• [REQUIRED WORK]:
Repeat the material in full. Keep every line exactly as it is.

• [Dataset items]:
>> Start
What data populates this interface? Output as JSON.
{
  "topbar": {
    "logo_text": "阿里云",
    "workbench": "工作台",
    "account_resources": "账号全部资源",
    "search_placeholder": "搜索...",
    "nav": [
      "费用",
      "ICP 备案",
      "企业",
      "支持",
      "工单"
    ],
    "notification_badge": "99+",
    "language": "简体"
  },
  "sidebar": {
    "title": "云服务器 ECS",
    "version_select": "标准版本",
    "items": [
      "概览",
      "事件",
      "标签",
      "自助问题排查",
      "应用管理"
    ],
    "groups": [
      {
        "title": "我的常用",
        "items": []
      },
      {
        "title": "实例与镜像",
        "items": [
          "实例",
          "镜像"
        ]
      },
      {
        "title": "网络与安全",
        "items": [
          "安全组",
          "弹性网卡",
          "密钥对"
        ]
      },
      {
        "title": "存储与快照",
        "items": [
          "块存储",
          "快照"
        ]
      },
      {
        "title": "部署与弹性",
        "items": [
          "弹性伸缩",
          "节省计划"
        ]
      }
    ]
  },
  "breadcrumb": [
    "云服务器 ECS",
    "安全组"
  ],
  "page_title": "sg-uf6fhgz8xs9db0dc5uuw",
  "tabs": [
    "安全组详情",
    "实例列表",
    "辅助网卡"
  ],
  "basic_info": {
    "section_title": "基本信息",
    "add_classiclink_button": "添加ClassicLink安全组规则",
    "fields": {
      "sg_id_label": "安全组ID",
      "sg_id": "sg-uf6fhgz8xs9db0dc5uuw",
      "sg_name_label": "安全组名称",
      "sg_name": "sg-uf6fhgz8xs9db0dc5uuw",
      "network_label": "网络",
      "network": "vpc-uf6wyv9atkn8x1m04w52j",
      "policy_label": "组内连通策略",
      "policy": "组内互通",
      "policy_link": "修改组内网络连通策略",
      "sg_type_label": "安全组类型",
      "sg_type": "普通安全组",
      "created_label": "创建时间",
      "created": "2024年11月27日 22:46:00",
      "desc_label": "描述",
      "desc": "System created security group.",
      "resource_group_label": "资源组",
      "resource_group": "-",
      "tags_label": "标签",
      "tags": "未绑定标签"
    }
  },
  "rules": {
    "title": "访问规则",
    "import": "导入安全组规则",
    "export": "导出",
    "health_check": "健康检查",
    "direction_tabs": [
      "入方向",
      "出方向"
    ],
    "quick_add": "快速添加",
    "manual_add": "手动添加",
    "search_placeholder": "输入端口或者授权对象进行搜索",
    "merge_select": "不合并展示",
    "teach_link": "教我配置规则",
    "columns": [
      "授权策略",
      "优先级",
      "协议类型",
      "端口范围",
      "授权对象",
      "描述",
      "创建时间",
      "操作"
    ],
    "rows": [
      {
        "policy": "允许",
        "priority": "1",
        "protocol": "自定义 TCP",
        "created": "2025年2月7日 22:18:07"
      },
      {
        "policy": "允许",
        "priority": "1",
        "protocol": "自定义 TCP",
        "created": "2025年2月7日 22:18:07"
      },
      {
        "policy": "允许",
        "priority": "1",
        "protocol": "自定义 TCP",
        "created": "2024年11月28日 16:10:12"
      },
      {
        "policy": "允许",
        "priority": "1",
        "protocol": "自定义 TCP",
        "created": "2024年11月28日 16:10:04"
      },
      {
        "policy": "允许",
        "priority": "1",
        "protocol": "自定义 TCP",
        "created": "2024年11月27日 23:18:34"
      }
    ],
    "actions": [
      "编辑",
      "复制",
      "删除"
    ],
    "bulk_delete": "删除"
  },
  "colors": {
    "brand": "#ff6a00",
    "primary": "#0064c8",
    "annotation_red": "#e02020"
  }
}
>> End
• [PROBLEM SOLUTION]:
What data populates this interface? Output as JSON.
{
  "topbar": {
    "logo_text": "阿里云",
    "workbench": "工作台",
    "account_resources": "账号全部资源",
    "search_placeholder": "搜索...",
    "nav": [
      "费用",
      "ICP 备案",
      "企业",
      "支持",
      "工单"
    ],
    "notification_badge": "99+",
    "language": "简体"
  },
  "sidebar": {
    "title": "云服务器 ECS",
    "version_select": "标准版本",
    "items": [
      "概览",
      "事件",
      "标签",
      "自助问题排查",
      "应用管理"
    ],
    "groups": [
      {
        "title": "我的常用",
        "items": []
      },
      {
        "title": "实例与镜像",
        "items": [
          "实例",
          "镜像"
        ]
      },
      {
        "title": "网络与安全",
        "items": [
          "安全组",
          "弹性网卡",
          "密钥对"
        ]
      },
      {
        "title": "存储与快照",
        "items": [
          "块存储",
          "快照"
        ]
      },
      {
        "title": "部署与弹性",
        "items": [
          "弹性伸缩",
          "节省计划"
        ]
      }
    ]
  },
  "breadcrumb": [
    "云服务器 ECS",
    "安全组"
  ],
  "page_title": "sg-uf6fhgz8xs9db0dc5uuw",
  "tabs": [
    "安全组详情",
    "实例列表",
    "辅助网卡"
  ],
  "basic_info": {
    "section_title": "基本信息",
    "add_classiclink_button": "添加ClassicLink安全组规则",
    "fields": {
      "sg_id_label": "安全组ID",
      "sg_id": "sg-uf6fhgz8xs9db0dc5uuw",
      "sg_name_label": "安全组名称",
      "sg_name": "sg-uf6fhgz8xs9db0dc5uuw",
      "network_label": "网络",
      "network": "vpc-uf6wyv9atkn8x1m04w52j",
      "policy_label": "组内连通策略",
      "policy": "组内互通",
      "policy_link": "修改组内网络连通策略",
      "sg_type_label": "安全组类型",
      "sg_type": "普通安全组",
      "created_label": "创建时间",
      "created": "2024年11月27日 22:46:00",
      "desc_label": "描述",
      "desc": "System created security group.",
      "resource_group_label": "资源组",
      "resource_group": "-",
      "tags_label": "标签",
      "tags": "未绑定标签"
    }
  },
  "rules": {
    "title": "访问规则",
    "import": "导入安全组规则",
    "export": "导出",
    "health_check": "健康检查",
    "direction_tabs": [
      "入方向",
      "出方向"
    ],
    "quick_add": "快速添加",
    "manual_add": "手动添加",
    "search_placeholder": "输入端口或者授权对象进行搜索",
    "merge_select": "不合并展示",
    "teach_link": "教我配置规则",
    "columns": [
      "授权策略",
      "优先级",
      "协议类型",
      "端口范围",
      "授权对象",
      "描述",
      "创建时间",
      "操作"
    ],
    "rows": [
      {
        "policy": "允许",
        "priority": "1",
        "protocol": "自定义 TCP",
        "created": "2025年2月7日 22:18:07"
      },
      {
        "policy": "允许",
        "priority": "1",
        "protocol": "自定义 TCP",
        "created": "2025年2月7日 22:18:07"
      },
      {
        "policy": "允许",
        "priority": "1",
        "protocol": "自定义 TCP",
        "created": "2024年11月28日 16:10:12"
      },
      {
        "policy": "允许",
        "priority": "1",
        "protocol": "自定义 TCP",
        "created": "2024年11月28日 16:10:04"
      },
      {
        "policy": "允许",
        "priority": "1",
        "protocol": "自定义 TCP",
        "created": "2024年11月27日 23:18:34"
      }
    ],
    "actions": [
      "编辑",
      "复制",
      "删除"
    ],
    "bulk_delete": "删除"
  },
  "colors": {
    "brand": "#ff6a00",
    "primary": "#0064c8",
    "annotation_red": "#e02020"
  }
}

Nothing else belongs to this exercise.